A specific issue with the population of Chinese cities, though, is that the administrative 'city' division in China can be quite larger than what might be expected in the West.



a lot these are pretty bad representations of real population, even in the US.

ex: Jacksonville is listed as the largest city in the southeast, and strictly speaking, this is true because it's a fairly dense population area. But it's a pretty misleading statement to say that it's the largest city.

Jacksonville's metro population is only about 1.5 million.

Atlanta is in the same box and Atlanta's metro population is nearly 4 times larger (5.9 million), Nashville also beats Jacksonville (1.9 million)


I came to make the same comment. I was surprised to see that "technically" Jacksonville is nearly 2x larger than Atlanta but digging deeper it just seems about city borders. Jacksonville is pretty large and not that dense. Atlanta is pretty small and fairly dense. When you look at the metropolitan areas Atlanta is nearly 4x larger than Jacksonville metro area and that really just includes the area covered by MARTA so it is all pretty much "Atlanta".


To me that’s not misleading in that they count city proper rather than metro areas.

Both have their places, but I wouldn’t say one is more misleading than the other. One is administrative and one is more demographic.


And they both go to show that statements/calculations about things like urban density are heavily influenced by historically and culturally determined political boundaries and definitions. Even look at the US Census Bureau 80% urban metric that a lot of people like to quote. Lots of small towns with farmlands and orchards (like where I live) are "urban" by this particular definition. And they are "urban" relative to truly rural Wyoming. But they're not urban in the sense of having any of the attributes of a dense city center.


There must be a way to come up with an (almost) universally applicable metric of city-ness, regardless of the adminstrative boundaries, that can be applied to situations like this map. Something like, the area in which the population density is above a certain threshold, and the population that lives in that area.


FiveThirtyEight has done some work in that area for purposes of splitting urban/rural from a political perspective. The article also mentions a couple other examples of something similar.

https://fivethirtyeight.com/features/how-urban-or-rural-is-y...


I agree with that. Lumping rural hamlets into urban definitions kind of muddies things.

Urban, town, rural/agricultural, wilderness would add a bit more granularity and would give more conceptual fidelity.


Although it's often even messier than that. Look at the density of Manhattan vs. NYC as a whole. Or core Paris vs. Paris as a whole. Much less the many American cities with fairly dense but small downtowns but that sprawl far into the distance.


Lies, Damned Lies, and Geographic Visualizations.

*-*-*

EXERCISE INSTRUCTIONS:
Answer these questions using the discussion of city population counts above:
1. What metro population does the discussion give for Jacksonville?
2. Which transit system's coverage is said to roughly make up the Atlanta metro area?
3. What four categories does one comment propose for more granularity?

(Document layout detection data)
*-*-*

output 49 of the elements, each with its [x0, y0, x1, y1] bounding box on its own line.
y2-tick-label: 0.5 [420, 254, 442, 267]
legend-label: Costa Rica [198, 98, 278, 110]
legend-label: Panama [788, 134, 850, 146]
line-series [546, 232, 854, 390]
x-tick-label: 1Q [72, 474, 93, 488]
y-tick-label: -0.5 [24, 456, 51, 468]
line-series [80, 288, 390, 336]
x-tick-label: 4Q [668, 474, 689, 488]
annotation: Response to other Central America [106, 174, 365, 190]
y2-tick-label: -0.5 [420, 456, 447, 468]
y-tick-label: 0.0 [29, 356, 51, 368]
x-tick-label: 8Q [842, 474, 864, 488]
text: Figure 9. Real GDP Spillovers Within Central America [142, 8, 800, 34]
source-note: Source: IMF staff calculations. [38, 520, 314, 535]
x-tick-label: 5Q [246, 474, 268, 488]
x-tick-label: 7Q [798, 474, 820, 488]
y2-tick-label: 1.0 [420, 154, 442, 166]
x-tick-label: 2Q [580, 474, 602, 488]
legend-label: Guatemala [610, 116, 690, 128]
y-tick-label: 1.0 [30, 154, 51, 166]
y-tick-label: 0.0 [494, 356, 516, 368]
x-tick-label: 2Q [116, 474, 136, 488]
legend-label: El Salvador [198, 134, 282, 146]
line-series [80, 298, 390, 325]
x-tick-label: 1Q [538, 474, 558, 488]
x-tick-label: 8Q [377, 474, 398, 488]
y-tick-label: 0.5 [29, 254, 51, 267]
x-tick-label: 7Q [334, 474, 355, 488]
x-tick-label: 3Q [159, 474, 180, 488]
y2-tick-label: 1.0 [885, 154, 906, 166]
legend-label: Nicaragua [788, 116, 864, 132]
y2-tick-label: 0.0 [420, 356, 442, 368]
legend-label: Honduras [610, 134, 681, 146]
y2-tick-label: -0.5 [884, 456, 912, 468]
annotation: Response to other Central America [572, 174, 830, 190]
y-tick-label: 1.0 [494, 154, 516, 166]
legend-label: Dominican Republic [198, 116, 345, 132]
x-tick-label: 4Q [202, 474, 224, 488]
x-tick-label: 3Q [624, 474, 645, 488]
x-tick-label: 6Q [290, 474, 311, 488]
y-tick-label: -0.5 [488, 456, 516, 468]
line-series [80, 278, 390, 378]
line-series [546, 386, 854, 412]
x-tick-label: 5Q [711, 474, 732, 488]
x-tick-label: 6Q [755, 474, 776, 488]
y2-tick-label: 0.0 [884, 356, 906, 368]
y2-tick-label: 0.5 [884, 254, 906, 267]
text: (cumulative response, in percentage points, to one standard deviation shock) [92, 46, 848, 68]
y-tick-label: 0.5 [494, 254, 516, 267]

*-*-*

YOUR SOLUTION:
1. About 1.5 million.
2. MARTA.
3. Urban, town, rural/agricultural, and wilderness.